_SUPPLIED RECORDS_.
___

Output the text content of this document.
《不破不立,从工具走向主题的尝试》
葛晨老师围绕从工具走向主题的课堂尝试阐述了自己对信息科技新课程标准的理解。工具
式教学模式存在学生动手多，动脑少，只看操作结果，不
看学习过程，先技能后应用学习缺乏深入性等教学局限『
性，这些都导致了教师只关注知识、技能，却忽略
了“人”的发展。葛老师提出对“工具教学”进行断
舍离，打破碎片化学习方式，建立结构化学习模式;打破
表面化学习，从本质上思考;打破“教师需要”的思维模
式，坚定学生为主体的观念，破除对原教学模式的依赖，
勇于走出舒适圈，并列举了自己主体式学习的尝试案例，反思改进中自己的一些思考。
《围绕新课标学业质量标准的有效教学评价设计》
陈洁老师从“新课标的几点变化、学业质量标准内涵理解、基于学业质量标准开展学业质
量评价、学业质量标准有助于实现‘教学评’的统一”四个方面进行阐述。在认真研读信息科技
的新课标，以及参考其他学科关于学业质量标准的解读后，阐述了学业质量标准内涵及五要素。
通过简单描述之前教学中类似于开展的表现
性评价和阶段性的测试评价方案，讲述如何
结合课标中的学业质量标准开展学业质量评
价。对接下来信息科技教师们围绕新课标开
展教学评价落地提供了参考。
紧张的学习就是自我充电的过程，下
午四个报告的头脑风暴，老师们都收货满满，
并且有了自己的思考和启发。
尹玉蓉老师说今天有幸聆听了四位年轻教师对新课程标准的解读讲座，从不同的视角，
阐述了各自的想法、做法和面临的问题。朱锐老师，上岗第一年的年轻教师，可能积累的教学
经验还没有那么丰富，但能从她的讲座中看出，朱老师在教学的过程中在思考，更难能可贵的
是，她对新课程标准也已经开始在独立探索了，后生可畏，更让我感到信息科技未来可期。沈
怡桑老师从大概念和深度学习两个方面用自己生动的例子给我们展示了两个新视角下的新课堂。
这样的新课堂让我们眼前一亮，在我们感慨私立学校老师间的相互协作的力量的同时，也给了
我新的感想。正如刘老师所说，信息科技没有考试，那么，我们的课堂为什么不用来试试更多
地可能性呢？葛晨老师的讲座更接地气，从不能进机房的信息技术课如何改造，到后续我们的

___

_GIVEN TASK_. Make an exact copy of the records.

_THE ANSWER_.
Output the text content of this document.
《不破不立,从工具走向主题的尝试》
葛晨老师围绕从工具走向主题的课堂尝试阐述了自己对信息科技新课程标准的理解。工具
式教学模式存在学生动手多，动脑少，只看操作结果，不
看学习过程，先技能后应用学习缺乏深入性等教学局限『
性，这些都导致了教师只关注知识、技能，却忽略
了“人”的发展。葛老师提出对“工具教学”进行断
舍离，打破碎片化学习方式，建立结构化学习模式;打破
表面化学习，从本质上思考;打破“教师需要”的思维模
式，坚定学生为主体的观念，破除对原教学模式的依赖，
勇于走出舒适圈，并列举了自己主体式学习的尝试案例，反思改进中自己的一些思考。
《围绕新课标学业质量标准的有效教学评价设计》
陈洁老师从“新课标的几点变化、学业质量标准内涵理解、基于学业质量标准开展学业质
量评价、学业质量标准有助于实现‘教学评’的统一”四个方面进行阐述。在认真研读信息科技
的新课标，以及参考其他学科关于学业质量标准的解读后，阐述了学业质量标准内涵及五要素。
通过简单描述之前教学中类似于开展的表现
性评价和阶段性的测试评价方案，讲述如何
结合课标中的学业质量标准开展学业质量评
价。对接下来信息科技教师们围绕新课标开
展教学评价落地提供了参考。
紧张的学习就是自我充电的过程，下
午四个报告的头脑风暴，老师们都收货满满，
并且有了自己的思考和启发。
尹玉蓉老师说今天有幸聆听了四位年轻教师对新课程标准的解读讲座，从不同的视角，
阐述了各自的想法、做法和面临的问题。朱锐老师，上岗第一年的年轻教师，可能积累的教学
经验还没有那么丰富，但能从她的讲座中看出，朱老师在教学的过程中在思考，更难能可贵的
是，她对新课程标准也已经开始在独立探索了，后生可畏，更让我感到信息科技未来可期。沈
怡桑老师从大概念和深度学习两个方面用自己生动的例子给我们展示了两个新视角下的新课堂。
这样的新课堂让我们眼前一亮，在我们感慨私立学校老师间的相互协作的力量的同时，也给了
我新的感想。正如刘老师所说，信息科技没有考试，那么，我们的课堂为什么不用来试试更多
地可能性呢？葛晨老师的讲座更接地气，从不能进机房的信息技术课如何改造，到后续我们的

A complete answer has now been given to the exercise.